> [STORED ROWS]

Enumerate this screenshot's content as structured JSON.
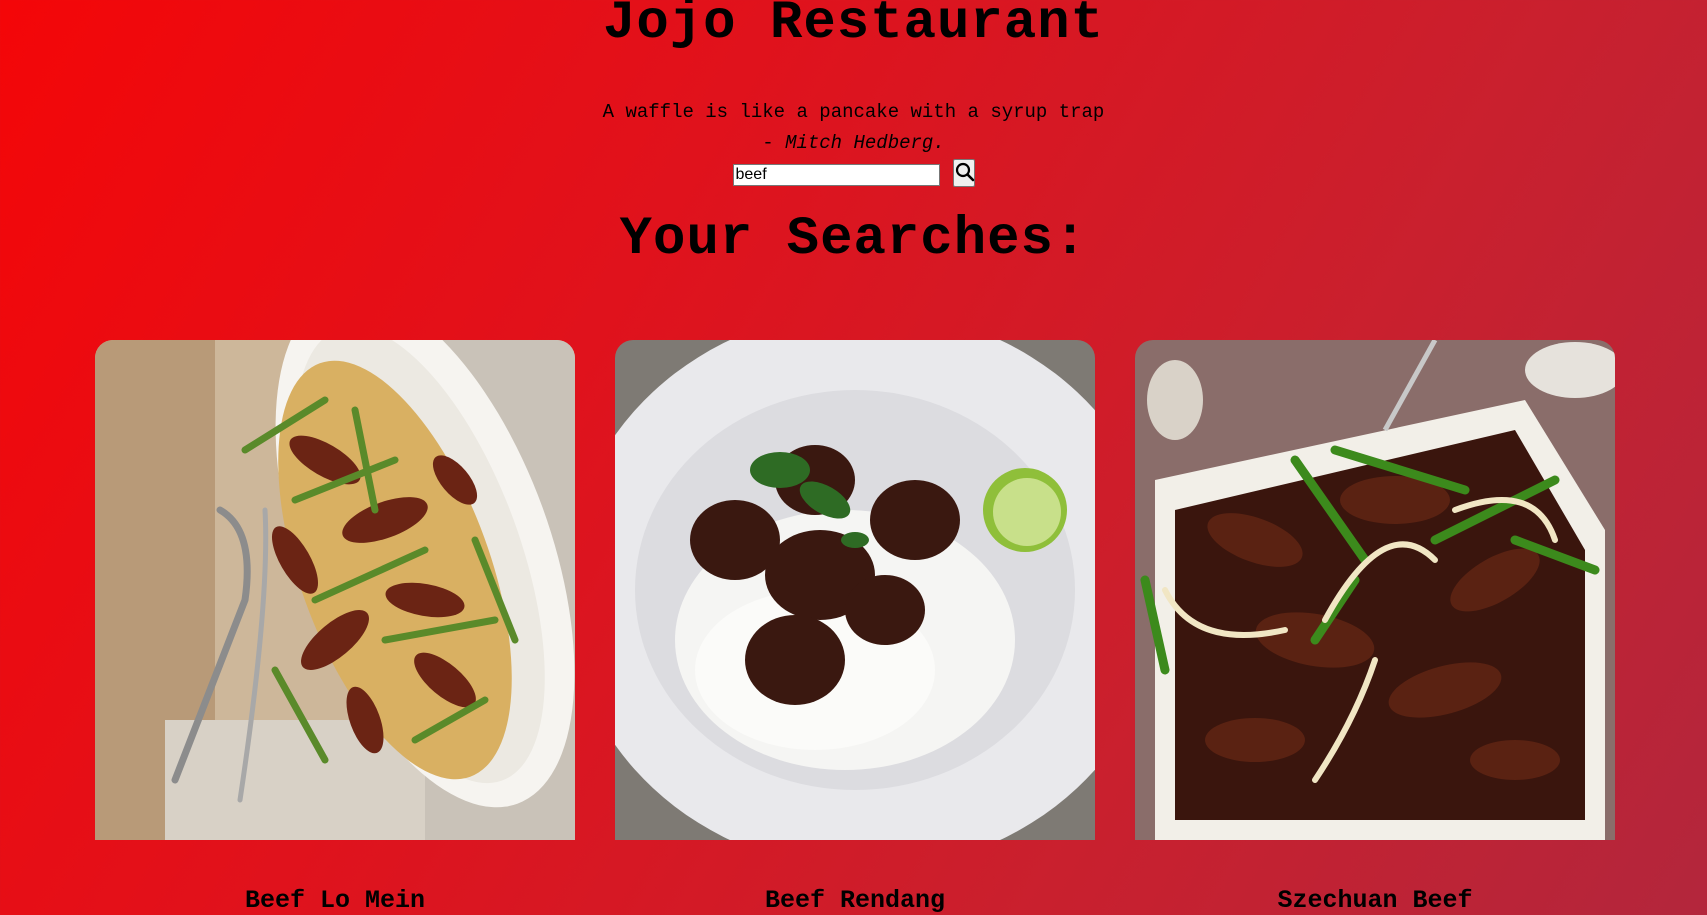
{
  "header": {
    "title": "Jojo Restaurant",
    "quote": "A waffle is like a pancake with a syrup trap",
    "author_prefix": "- ",
    "author": "Mitch Hedberg."
  },
  "search": {
    "value": "beef",
    "button_icon": "search-icon"
  },
  "results": {
    "heading": "Your Searches:",
    "items": [
      {
        "name": "Beef Lo Mein",
        "image": "beef-lo-mein-photo"
      },
      {
        "name": "Beef Rendang",
        "image": "beef-rendang-photo"
      },
      {
        "name": "Szechuan Beef",
        "image": "szechuan-beef-photo"
      }
    ]
  },
  "colors": {
    "background_start": "#f40608",
    "background_end": "#b3263c",
    "text": "#000000"
  }
}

> [AIM]
Your task is an exact transcription of all the data, minus the pictures.

> [SOLUTION TO THE EXERCISE]
Enumerate this screenshot's content as structured JSON.
{
  "header": {
    "title": "Jojo Restaurant",
    "quote": "A waffle is like a pancake with a syrup trap",
    "author_prefix": "- ",
    "author": "Mitch Hedberg."
  },
  "search": {
    "value": "beef",
    "button_icon": "search-icon"
  },
  "results": {
    "heading": "Your Searches:",
    "items": [
      {
        "name": "Beef Lo Mein",
        "image": "beef-lo-mein-photo"
      },
      {
        "name": "Beef Rendang",
        "image": "beef-rendang-photo"
      },
      {
        "name": "Szechuan Beef",
        "image": "szechuan-beef-photo"
      }
    ]
  },
  "colors": {
    "background_start": "#f40608",
    "background_end": "#b3263c",
    "text": "#000000"
  }
}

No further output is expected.